Start INFORMATION SHOWN

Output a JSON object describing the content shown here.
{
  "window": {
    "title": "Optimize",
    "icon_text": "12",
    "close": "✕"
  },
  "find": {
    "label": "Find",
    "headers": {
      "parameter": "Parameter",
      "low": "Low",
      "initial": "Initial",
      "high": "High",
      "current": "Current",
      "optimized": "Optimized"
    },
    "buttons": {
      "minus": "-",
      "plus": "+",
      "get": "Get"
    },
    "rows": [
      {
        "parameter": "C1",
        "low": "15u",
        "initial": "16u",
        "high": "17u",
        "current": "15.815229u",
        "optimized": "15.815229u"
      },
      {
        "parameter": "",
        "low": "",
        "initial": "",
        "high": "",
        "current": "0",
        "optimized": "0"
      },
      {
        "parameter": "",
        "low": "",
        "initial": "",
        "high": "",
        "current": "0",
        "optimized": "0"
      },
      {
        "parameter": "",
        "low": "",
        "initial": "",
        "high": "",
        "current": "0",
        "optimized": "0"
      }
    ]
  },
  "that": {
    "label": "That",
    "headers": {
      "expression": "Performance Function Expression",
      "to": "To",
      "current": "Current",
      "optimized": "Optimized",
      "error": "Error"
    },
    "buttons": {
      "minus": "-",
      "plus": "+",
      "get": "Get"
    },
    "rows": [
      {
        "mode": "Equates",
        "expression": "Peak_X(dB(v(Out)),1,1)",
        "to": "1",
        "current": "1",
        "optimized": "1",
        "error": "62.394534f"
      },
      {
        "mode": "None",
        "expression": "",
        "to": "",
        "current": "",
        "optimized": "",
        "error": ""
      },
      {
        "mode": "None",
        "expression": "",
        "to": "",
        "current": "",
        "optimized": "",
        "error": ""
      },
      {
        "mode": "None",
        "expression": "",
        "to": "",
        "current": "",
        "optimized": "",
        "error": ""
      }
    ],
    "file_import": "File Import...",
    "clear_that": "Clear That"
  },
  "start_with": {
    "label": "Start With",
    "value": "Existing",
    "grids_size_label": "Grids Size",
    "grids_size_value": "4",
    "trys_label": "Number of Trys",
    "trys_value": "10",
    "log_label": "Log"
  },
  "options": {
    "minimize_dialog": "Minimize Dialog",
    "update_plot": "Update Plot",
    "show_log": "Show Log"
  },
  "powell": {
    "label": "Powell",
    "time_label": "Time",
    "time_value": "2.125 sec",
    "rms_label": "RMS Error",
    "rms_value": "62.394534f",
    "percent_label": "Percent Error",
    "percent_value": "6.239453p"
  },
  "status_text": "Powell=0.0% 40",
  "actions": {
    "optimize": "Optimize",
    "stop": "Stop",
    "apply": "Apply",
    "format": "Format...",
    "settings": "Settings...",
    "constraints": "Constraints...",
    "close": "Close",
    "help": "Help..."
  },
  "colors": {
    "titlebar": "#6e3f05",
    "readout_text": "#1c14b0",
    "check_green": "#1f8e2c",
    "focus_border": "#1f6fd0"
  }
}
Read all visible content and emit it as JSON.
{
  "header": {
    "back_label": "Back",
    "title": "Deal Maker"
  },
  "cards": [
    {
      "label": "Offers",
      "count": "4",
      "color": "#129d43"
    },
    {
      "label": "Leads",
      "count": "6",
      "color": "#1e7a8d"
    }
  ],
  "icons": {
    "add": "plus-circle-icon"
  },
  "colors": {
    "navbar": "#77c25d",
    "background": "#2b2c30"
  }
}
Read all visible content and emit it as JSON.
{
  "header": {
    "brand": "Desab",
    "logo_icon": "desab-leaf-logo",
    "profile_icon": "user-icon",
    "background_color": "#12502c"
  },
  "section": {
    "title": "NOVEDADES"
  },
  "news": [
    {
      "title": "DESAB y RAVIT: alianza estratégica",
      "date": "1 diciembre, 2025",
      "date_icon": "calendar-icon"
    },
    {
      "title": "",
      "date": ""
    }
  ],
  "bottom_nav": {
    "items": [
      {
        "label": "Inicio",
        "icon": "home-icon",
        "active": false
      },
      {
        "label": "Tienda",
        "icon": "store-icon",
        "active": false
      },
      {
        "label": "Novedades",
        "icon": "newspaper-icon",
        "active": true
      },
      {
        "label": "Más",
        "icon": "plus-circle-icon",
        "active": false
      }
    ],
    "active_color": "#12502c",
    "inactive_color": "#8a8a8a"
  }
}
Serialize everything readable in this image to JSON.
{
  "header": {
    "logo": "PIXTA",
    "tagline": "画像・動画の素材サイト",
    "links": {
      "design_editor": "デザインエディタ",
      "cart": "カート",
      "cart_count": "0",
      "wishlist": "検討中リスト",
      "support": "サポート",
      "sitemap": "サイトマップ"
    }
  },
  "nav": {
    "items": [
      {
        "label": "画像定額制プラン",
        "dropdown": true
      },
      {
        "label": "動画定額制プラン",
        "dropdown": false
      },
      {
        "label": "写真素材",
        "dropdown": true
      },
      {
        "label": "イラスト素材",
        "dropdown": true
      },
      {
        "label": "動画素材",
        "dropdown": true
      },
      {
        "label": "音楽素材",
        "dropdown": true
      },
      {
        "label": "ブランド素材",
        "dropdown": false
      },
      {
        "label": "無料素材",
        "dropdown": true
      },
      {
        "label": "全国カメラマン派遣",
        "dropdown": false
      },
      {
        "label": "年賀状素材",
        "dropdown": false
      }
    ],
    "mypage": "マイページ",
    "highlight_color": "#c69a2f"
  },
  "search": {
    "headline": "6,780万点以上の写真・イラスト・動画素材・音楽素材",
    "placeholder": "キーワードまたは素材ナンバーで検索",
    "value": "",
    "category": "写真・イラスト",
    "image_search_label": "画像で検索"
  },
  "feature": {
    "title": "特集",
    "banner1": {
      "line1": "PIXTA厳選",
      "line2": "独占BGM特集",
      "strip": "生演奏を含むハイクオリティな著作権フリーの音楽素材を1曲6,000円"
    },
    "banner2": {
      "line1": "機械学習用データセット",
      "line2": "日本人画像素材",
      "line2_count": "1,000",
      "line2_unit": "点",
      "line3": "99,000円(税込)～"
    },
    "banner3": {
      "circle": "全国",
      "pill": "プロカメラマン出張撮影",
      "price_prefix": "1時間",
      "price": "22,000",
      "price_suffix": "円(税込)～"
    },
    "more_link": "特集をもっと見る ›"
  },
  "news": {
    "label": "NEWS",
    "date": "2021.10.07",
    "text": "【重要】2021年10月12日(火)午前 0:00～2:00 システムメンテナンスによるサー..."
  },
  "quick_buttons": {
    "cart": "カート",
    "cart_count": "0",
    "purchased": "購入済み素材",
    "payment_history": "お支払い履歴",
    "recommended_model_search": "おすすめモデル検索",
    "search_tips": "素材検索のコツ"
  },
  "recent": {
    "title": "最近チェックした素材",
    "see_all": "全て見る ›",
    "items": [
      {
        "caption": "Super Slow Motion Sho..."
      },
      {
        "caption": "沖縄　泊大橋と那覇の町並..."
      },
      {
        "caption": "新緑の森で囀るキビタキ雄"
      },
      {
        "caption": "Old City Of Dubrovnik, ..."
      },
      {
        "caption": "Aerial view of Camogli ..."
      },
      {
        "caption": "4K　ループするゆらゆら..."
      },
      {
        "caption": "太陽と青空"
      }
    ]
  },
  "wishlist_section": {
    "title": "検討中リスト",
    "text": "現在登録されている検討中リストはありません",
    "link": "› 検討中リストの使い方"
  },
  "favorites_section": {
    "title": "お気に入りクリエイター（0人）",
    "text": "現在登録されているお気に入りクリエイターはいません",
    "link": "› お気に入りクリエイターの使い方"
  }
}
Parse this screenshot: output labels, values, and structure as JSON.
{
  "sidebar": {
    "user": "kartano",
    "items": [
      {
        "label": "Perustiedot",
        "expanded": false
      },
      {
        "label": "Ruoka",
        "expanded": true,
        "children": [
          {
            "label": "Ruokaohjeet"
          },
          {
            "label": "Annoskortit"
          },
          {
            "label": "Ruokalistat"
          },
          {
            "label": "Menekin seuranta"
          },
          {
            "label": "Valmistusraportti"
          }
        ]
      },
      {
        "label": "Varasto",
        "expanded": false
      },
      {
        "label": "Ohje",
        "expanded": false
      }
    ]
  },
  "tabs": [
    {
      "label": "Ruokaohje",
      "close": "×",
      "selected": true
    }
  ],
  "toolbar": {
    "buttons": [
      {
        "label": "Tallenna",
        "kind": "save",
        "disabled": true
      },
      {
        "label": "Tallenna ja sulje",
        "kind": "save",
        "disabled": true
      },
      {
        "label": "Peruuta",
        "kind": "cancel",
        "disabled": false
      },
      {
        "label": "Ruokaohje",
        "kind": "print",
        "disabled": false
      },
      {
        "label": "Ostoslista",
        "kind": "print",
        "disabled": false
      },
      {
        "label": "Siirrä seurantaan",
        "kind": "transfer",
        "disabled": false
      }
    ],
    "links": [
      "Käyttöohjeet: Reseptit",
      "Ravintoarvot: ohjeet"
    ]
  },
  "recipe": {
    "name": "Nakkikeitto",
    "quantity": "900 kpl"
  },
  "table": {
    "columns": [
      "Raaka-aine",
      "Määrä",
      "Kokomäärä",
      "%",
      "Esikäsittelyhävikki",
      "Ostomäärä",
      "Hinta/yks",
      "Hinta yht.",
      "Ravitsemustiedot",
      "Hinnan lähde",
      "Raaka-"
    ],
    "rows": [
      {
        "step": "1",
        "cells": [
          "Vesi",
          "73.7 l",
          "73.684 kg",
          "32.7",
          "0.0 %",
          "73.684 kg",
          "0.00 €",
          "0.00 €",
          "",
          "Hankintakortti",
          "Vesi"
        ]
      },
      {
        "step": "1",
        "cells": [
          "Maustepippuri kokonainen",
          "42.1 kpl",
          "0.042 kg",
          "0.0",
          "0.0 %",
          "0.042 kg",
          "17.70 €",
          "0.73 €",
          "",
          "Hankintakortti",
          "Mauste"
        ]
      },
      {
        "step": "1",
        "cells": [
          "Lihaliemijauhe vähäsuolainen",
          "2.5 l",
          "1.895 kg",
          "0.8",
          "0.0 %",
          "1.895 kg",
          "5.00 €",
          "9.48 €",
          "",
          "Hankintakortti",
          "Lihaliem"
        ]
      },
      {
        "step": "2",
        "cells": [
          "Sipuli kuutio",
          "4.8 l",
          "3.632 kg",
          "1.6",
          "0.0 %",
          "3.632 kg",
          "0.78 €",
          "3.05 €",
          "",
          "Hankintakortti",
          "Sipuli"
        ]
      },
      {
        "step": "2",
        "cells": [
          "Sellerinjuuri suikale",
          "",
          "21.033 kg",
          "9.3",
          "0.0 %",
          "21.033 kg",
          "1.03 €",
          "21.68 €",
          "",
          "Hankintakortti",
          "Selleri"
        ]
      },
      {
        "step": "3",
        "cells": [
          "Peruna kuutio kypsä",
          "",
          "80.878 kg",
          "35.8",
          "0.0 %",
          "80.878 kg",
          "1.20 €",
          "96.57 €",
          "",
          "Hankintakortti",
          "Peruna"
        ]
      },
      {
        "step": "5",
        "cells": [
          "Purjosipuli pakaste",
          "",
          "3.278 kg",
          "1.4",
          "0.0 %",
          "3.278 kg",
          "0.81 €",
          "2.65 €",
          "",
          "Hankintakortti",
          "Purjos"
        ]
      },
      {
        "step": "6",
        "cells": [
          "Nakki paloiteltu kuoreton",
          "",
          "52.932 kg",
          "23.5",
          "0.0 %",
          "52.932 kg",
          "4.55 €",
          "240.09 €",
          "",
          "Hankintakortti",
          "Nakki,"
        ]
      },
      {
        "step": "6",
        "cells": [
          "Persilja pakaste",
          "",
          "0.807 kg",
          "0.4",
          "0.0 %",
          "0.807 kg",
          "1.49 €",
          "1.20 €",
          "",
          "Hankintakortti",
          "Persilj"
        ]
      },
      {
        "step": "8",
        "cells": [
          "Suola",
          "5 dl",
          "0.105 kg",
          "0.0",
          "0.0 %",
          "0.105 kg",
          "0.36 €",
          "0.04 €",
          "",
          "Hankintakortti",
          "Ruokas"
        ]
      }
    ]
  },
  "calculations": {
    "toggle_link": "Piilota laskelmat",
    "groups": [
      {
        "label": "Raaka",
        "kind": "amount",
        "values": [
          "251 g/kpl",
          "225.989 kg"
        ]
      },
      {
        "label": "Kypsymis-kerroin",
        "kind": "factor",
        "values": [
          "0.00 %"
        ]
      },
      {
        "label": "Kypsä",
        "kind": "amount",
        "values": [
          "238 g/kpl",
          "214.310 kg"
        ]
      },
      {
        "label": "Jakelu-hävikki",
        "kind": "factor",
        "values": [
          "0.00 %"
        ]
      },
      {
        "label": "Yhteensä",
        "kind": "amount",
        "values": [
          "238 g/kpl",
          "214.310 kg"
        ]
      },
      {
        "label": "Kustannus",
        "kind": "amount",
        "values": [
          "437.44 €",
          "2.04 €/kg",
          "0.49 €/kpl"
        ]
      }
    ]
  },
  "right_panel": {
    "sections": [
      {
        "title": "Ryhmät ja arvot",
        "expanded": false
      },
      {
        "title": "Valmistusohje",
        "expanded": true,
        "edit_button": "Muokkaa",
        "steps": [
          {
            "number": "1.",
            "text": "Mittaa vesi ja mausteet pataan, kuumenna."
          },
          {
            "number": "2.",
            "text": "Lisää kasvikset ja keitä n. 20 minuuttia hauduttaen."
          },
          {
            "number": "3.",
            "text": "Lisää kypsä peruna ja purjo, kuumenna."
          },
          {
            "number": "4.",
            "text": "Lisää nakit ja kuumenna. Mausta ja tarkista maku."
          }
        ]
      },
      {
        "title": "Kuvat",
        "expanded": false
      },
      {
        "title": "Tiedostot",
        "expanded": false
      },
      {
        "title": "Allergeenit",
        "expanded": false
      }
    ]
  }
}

End INFORMATION SHOWN

# TASK DESCRIPTION:
Reply with one number only: how many lines of the listing hold "circle"?

# OUTPUT FOR THIS TASK:
3